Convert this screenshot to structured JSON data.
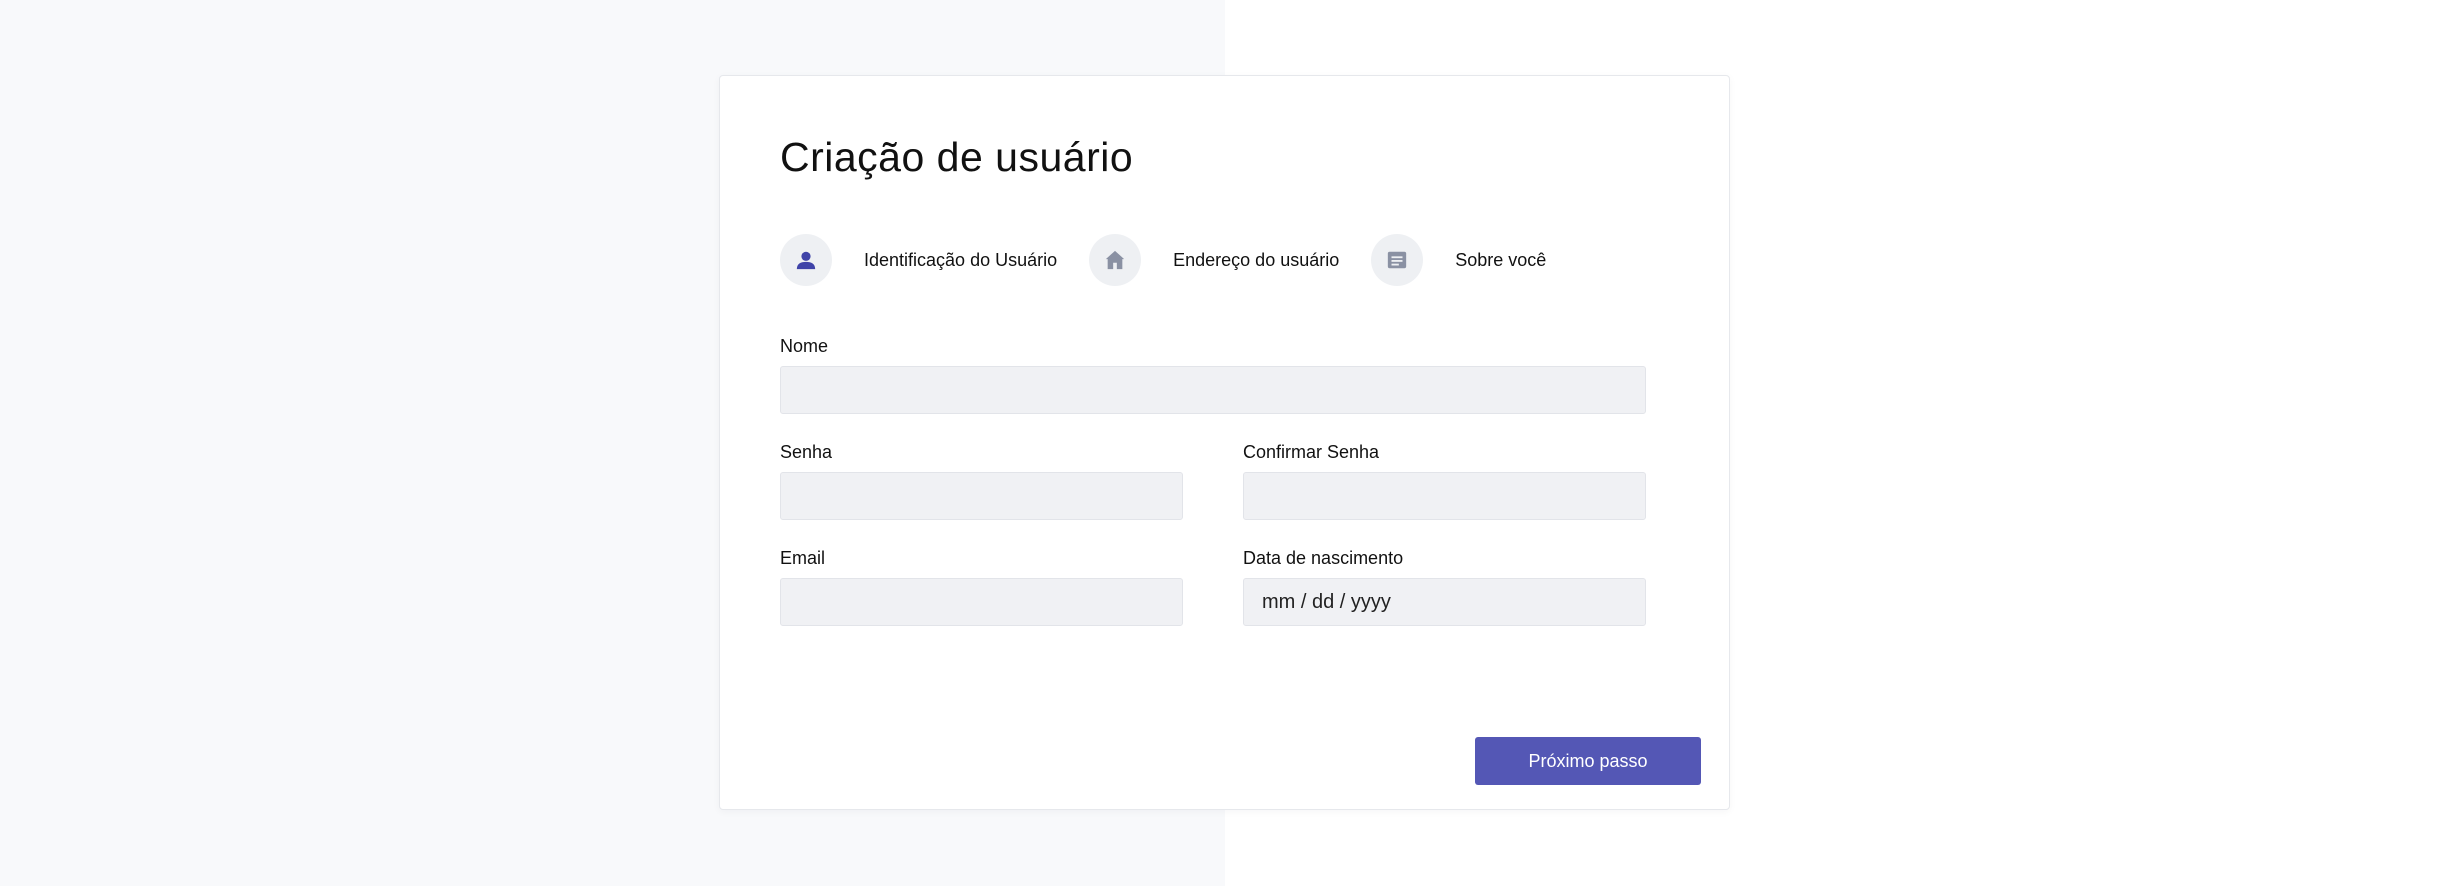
{
  "page": {
    "title": "Criação de usuário"
  },
  "steps": [
    {
      "label": "Identificação do Usuário",
      "icon": "user-icon",
      "active": true
    },
    {
      "label": "Endereço do usuário",
      "icon": "home-icon",
      "active": false
    },
    {
      "label": "Sobre você",
      "icon": "message-icon",
      "active": false
    }
  ],
  "form": {
    "nome": {
      "label": "Nome",
      "value": "",
      "placeholder": ""
    },
    "senha": {
      "label": "Senha",
      "value": "",
      "placeholder": ""
    },
    "confirmar_senha": {
      "label": "Confirmar Senha",
      "value": "",
      "placeholder": ""
    },
    "email": {
      "label": "Email",
      "value": "",
      "placeholder": ""
    },
    "data_nascimento": {
      "label": "Data de nascimento",
      "value": "",
      "placeholder": "mm / dd / yyyy"
    }
  },
  "actions": {
    "next_label": "Próximo passo"
  },
  "colors": {
    "accent": "#5457b5",
    "active_icon": "#3f43a8",
    "inactive_icon": "#8a91a3",
    "input_bg": "#f0f1f4",
    "page_bg_left": "#f8f9fb"
  }
}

### [WHAT YOU WILL DO]
Set down the lines of the records above exactly, apart from the pictures.

### [RESULT OF THE EXERCISE]
Convert this screenshot to structured JSON data.
{
  "page": {
    "title": "Criação de usuário"
  },
  "steps": [
    {
      "label": "Identificação do Usuário",
      "icon": "user-icon",
      "active": true
    },
    {
      "label": "Endereço do usuário",
      "icon": "home-icon",
      "active": false
    },
    {
      "label": "Sobre você",
      "icon": "message-icon",
      "active": false
    }
  ],
  "form": {
    "nome": {
      "label": "Nome",
      "value": "",
      "placeholder": ""
    },
    "senha": {
      "label": "Senha",
      "value": "",
      "placeholder": ""
    },
    "confirmar_senha": {
      "label": "Confirmar Senha",
      "value": "",
      "placeholder": ""
    },
    "email": {
      "label": "Email",
      "value": "",
      "placeholder": ""
    },
    "data_nascimento": {
      "label": "Data de nascimento",
      "value": "",
      "placeholder": "mm / dd / yyyy"
    }
  },
  "actions": {
    "next_label": "Próximo passo"
  },
  "colors": {
    "accent": "#5457b5",
    "active_icon": "#3f43a8",
    "inactive_icon": "#8a91a3",
    "input_bg": "#f0f1f4",
    "page_bg_left": "#f8f9fb"
  }
}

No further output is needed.